Exercise - All of the lines below are to be printed again exactly; images are excluded from the output.

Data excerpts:
◆ ◆ ◆ ◆

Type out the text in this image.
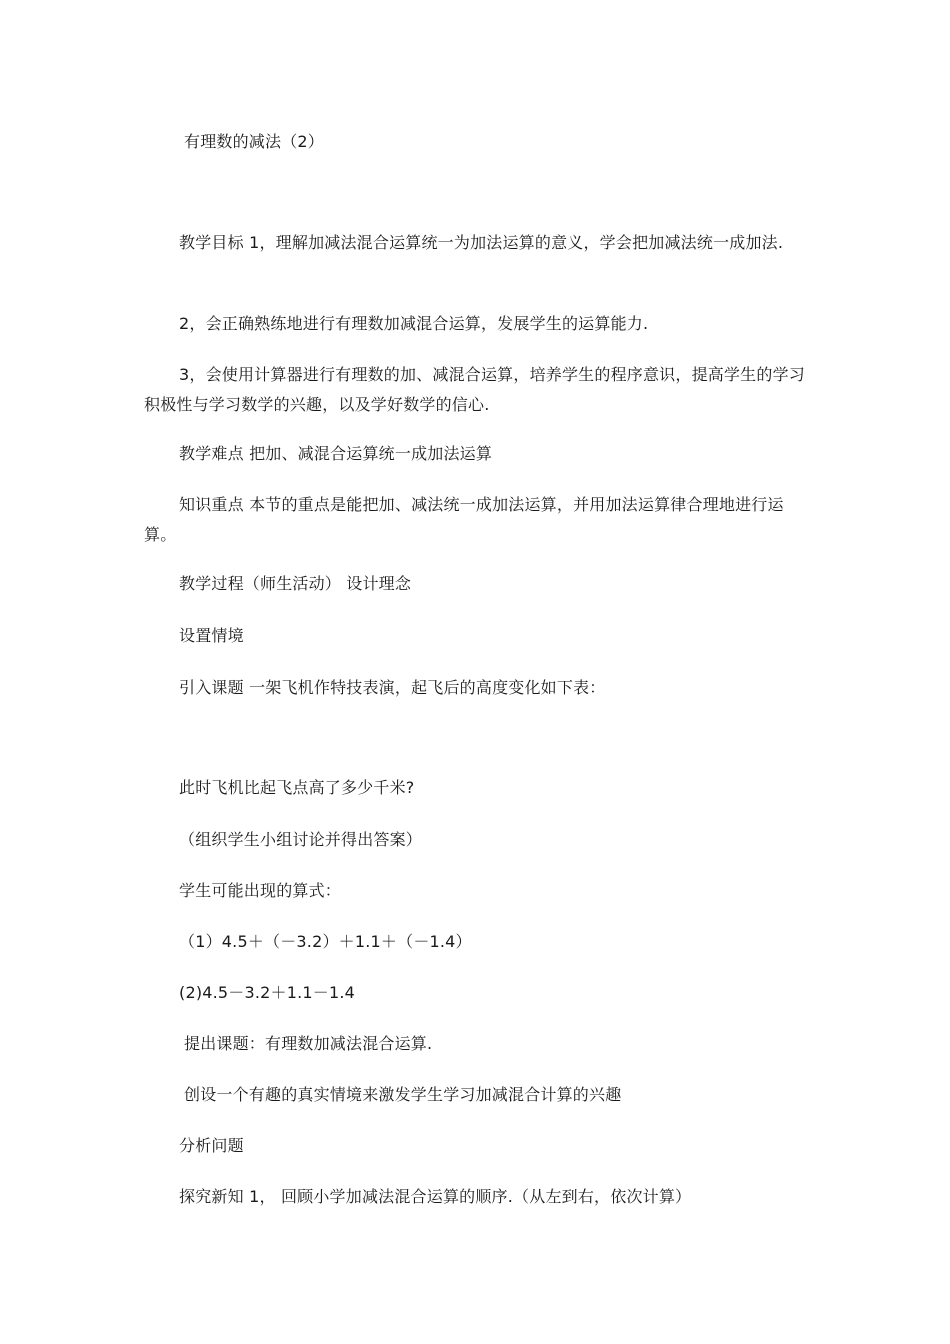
有理数的减法（2）
教学目标 1，理解加减法混合运算统一为加法运算的意义，学会把加减法统一成加法.
2，会正确熟练地进行有理数加减混合运算，发展学生的运算能力.
3，会使用计算器进行有理数的加、减混合运算，培养学生的程序意识，提高学生的学习积极性与学习数学的兴趣，以及学好数学的信心.
教学难点 把加、减混合运算统一成加法运算
知识重点 本节的重点是能把加、减法统一成加法运算，并用加法运算律合理地进行运算。
教学过程（师生活动） 设计理念
设置情境
引入课题 一架飞机作特技表演，起飞后的高度变化如下表：
此时飞机比起飞点高了多少千米?
（组织学生小组讨论并得出答案）
学生可能出现的算式：
（1）4.5＋（－3.2）＋1.1＋（－1.4）
(2)4.5－3.2＋1.1－1.4
提出课题：有理数加减法混合运算.
创设一个有趣的真实情境来激发学生学习加减混合计算的兴趣
分析问题
探究新知 1， 回顾小学加减法混合运算的顺序.（从左到右，依次计算）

◆ ◆ ◆ ◆

Exercise output -
Type out the text in this image.
有理数的减法（2）
教学目标 1，理解加减法混合运算统一为加法运算的意义，学会把加减法统一成加法.
2，会正确熟练地进行有理数加减混合运算，发展学生的运算能力.
3，会使用计算器进行有理数的加、减混合运算，培养学生的程序意识，提高学生的学习积极性与学习数学的兴趣，以及学好数学的信心.
教学难点 把加、减混合运算统一成加法运算
知识重点 本节的重点是能把加、减法统一成加法运算，并用加法运算律合理地进行运算。
教学过程（师生活动） 设计理念
设置情境
引入课题 一架飞机作特技表演，起飞后的高度变化如下表：
此时飞机比起飞点高了多少千米?
（组织学生小组讨论并得出答案）
学生可能出现的算式：
（1）4.5＋（－3.2）＋1.1＋（－1.4）
(2)4.5－3.2＋1.1－1.4
提出课题：有理数加减法混合运算.
创设一个有趣的真实情境来激发学生学习加减混合计算的兴趣
分析问题
探究新知 1， 回顾小学加减法混合运算的顺序.（从左到右，依次计算）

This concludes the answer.